** What to work on **
Find and return each line containing "تهــی".

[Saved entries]
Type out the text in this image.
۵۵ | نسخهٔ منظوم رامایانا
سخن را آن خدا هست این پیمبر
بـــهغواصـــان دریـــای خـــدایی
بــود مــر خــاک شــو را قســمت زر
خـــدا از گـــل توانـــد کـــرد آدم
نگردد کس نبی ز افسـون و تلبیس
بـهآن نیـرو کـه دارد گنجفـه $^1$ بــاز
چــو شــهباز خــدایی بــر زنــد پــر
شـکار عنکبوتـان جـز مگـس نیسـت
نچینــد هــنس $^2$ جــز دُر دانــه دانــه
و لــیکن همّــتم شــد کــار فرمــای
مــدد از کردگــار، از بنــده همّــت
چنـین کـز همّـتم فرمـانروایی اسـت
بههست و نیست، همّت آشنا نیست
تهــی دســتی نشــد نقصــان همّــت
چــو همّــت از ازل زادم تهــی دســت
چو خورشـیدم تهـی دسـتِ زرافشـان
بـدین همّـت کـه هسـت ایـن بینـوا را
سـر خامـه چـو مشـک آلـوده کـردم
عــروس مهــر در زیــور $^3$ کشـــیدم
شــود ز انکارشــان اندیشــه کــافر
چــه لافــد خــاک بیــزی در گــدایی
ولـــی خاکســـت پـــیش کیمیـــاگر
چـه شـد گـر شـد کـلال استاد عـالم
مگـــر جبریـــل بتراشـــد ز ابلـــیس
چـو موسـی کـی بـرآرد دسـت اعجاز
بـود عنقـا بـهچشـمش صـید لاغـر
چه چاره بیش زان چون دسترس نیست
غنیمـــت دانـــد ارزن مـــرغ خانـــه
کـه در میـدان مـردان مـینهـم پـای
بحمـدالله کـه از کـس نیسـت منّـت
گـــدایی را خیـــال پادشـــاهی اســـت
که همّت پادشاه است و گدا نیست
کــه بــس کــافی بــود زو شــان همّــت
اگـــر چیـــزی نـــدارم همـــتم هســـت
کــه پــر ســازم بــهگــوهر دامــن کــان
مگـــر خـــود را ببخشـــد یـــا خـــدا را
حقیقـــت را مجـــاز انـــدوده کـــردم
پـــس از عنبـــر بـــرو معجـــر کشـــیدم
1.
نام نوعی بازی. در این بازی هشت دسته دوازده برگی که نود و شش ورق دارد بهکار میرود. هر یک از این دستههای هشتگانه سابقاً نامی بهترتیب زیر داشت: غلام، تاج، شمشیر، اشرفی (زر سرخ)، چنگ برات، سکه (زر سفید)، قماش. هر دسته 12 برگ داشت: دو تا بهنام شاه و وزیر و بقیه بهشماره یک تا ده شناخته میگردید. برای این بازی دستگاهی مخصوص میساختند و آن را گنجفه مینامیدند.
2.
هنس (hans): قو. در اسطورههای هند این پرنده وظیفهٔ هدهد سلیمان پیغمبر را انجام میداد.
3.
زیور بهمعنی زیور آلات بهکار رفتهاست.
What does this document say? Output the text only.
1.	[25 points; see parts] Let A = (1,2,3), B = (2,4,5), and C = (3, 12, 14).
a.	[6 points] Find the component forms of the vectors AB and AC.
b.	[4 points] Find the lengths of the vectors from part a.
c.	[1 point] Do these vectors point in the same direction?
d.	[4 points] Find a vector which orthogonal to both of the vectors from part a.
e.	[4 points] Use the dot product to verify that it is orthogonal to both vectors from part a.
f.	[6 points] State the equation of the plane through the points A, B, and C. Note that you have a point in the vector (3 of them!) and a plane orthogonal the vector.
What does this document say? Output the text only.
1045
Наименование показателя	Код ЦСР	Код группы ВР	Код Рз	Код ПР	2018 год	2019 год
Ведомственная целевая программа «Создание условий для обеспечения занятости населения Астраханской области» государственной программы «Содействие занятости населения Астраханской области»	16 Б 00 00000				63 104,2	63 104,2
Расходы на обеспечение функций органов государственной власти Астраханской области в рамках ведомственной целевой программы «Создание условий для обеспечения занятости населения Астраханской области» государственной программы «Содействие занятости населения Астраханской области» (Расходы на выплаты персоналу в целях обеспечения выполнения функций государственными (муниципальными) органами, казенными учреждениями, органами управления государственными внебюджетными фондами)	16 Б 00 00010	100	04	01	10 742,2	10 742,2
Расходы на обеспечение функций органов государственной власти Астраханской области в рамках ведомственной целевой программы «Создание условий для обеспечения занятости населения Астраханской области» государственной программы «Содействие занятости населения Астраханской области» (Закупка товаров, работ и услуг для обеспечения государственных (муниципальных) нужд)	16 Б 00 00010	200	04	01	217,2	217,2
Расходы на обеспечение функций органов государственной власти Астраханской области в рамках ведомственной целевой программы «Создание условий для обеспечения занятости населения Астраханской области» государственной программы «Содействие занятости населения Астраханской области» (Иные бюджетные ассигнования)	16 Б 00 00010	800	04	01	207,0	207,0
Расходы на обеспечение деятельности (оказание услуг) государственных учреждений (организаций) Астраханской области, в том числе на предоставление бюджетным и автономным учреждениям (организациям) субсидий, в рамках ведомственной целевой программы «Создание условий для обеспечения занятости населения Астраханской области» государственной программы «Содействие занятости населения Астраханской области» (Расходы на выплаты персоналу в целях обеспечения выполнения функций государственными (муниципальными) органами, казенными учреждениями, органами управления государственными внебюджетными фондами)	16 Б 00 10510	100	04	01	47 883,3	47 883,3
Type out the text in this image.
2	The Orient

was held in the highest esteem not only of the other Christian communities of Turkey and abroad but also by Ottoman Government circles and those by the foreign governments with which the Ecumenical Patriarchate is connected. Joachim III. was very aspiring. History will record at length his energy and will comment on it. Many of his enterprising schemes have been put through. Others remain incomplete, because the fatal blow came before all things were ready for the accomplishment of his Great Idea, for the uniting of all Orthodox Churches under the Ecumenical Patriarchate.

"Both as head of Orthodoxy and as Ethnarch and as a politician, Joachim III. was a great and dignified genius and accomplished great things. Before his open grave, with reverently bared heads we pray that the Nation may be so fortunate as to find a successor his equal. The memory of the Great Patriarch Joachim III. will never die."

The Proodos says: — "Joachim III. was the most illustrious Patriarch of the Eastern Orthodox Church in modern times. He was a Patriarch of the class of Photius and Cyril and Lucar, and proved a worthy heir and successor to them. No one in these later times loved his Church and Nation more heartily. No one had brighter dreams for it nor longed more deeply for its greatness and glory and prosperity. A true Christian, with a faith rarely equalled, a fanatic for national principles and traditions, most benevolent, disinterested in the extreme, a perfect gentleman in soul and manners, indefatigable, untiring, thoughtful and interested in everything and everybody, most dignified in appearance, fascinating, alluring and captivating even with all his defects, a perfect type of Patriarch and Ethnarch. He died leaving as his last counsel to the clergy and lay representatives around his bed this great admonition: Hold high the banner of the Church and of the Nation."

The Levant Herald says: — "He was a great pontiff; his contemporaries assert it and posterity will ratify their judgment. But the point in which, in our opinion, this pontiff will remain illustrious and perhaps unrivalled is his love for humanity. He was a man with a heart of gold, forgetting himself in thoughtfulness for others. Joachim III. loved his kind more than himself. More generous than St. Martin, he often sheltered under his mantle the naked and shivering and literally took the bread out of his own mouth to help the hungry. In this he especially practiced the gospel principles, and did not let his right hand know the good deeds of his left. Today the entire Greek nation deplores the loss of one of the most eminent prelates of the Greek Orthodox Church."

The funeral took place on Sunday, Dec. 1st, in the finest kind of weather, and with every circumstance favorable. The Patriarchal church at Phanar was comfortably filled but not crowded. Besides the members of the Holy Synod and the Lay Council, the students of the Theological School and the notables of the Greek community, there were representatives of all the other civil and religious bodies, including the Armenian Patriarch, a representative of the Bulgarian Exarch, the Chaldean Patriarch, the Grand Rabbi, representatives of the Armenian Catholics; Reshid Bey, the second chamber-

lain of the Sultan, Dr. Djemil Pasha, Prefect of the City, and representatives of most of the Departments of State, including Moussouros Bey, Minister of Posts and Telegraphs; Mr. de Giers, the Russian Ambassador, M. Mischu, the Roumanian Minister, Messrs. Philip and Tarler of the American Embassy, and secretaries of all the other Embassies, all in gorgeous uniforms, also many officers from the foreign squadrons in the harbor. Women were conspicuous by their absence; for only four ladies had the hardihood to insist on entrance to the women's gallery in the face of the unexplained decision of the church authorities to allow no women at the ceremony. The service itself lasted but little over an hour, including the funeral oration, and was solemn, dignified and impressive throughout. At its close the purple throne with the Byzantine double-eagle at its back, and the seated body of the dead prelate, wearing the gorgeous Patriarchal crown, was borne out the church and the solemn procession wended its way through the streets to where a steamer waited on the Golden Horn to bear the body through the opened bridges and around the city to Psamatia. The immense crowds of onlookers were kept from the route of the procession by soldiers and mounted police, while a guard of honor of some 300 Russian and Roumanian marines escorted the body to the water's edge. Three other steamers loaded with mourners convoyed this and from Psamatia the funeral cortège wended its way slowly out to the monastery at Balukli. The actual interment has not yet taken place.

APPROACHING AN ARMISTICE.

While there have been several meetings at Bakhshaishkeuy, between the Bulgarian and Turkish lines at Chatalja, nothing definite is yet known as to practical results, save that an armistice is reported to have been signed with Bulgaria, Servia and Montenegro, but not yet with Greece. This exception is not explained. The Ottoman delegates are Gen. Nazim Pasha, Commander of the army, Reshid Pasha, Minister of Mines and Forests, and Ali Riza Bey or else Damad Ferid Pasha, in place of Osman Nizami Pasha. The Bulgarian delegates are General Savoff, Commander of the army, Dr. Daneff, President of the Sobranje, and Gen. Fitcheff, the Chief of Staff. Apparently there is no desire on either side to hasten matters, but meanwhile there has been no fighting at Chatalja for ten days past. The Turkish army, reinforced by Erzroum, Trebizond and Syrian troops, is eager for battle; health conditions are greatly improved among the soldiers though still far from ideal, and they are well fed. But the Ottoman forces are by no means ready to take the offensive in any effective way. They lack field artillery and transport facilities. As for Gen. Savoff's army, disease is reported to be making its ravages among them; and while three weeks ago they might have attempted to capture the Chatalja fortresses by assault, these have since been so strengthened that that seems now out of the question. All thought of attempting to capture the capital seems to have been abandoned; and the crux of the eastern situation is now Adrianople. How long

** Full solution **
تهــی دســتی نشــد نقصــان همّــت
چــو همّــت از ازل زادم تهــی دســت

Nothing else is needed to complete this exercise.